◆ Request
Count the lines below that contain the word "name". Give only the number.

◆ Extracted records

++++++++

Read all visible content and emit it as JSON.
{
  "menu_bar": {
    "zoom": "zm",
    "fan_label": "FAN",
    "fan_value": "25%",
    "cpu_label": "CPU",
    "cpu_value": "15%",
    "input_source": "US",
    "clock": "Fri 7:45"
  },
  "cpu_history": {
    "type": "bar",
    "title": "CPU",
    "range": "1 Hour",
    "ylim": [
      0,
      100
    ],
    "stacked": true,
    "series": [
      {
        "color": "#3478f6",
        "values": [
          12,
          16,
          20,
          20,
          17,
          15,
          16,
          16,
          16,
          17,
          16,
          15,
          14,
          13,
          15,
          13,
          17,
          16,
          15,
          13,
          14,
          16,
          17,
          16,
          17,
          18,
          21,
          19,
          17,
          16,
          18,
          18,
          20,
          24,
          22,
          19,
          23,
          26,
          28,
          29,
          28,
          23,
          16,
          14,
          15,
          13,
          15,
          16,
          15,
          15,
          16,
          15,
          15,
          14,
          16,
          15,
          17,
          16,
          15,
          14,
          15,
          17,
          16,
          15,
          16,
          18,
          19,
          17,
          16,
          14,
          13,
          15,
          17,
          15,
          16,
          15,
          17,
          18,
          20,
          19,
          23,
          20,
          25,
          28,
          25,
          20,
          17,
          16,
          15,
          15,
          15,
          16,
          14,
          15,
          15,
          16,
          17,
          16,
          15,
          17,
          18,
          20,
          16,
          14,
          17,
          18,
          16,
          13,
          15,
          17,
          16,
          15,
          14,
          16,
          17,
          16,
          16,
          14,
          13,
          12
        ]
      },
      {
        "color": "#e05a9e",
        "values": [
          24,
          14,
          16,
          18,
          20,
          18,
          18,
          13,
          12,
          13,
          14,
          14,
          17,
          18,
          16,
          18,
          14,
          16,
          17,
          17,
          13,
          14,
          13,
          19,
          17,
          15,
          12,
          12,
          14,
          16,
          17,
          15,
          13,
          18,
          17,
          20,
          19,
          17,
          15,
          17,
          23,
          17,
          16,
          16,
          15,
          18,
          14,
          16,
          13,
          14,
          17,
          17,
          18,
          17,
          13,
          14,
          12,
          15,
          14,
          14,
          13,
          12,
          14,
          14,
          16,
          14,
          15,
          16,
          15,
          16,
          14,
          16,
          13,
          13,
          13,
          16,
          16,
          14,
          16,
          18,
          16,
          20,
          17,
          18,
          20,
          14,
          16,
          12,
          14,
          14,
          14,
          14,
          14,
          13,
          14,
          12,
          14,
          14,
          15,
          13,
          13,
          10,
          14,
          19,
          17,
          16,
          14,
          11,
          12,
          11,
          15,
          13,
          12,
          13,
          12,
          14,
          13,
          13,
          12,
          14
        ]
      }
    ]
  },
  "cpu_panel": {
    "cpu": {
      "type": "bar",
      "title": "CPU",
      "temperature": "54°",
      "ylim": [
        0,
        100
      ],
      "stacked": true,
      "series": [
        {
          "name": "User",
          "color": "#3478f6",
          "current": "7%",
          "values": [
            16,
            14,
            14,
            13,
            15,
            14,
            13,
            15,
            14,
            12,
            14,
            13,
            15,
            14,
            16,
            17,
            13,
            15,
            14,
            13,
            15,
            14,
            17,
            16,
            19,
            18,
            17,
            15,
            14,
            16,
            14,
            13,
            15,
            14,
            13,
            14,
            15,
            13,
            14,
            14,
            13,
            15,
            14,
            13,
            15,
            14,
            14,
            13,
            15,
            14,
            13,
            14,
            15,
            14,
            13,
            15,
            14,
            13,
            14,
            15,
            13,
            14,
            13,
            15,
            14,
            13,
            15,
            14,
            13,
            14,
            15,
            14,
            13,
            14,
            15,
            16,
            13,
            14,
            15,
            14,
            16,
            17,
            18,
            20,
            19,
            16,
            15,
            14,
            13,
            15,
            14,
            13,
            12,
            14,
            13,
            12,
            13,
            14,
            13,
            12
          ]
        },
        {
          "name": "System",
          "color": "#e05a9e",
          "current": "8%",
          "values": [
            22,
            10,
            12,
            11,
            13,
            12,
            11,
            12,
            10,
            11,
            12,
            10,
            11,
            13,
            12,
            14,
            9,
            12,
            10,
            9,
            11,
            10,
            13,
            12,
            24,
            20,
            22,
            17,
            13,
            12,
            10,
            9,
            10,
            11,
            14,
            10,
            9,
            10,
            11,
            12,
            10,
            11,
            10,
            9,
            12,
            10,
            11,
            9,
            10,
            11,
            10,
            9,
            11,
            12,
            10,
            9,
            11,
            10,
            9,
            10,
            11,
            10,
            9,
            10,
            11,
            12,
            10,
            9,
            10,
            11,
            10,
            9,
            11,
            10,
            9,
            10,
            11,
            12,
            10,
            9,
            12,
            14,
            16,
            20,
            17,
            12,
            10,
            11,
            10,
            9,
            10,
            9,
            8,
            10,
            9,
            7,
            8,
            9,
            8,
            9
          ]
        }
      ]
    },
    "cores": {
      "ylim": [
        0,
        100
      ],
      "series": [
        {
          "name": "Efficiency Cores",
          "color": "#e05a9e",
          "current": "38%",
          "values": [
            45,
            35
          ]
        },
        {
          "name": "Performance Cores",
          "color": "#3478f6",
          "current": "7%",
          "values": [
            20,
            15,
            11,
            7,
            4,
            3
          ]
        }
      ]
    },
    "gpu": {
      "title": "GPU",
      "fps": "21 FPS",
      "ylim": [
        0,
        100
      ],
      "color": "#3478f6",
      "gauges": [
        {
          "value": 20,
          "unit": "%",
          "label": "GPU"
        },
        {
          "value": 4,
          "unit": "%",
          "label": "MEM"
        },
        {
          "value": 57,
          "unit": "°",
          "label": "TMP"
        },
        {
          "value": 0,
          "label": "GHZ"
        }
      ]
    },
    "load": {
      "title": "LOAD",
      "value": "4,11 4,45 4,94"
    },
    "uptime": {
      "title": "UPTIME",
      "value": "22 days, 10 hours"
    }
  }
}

++++++++

◆ The response
4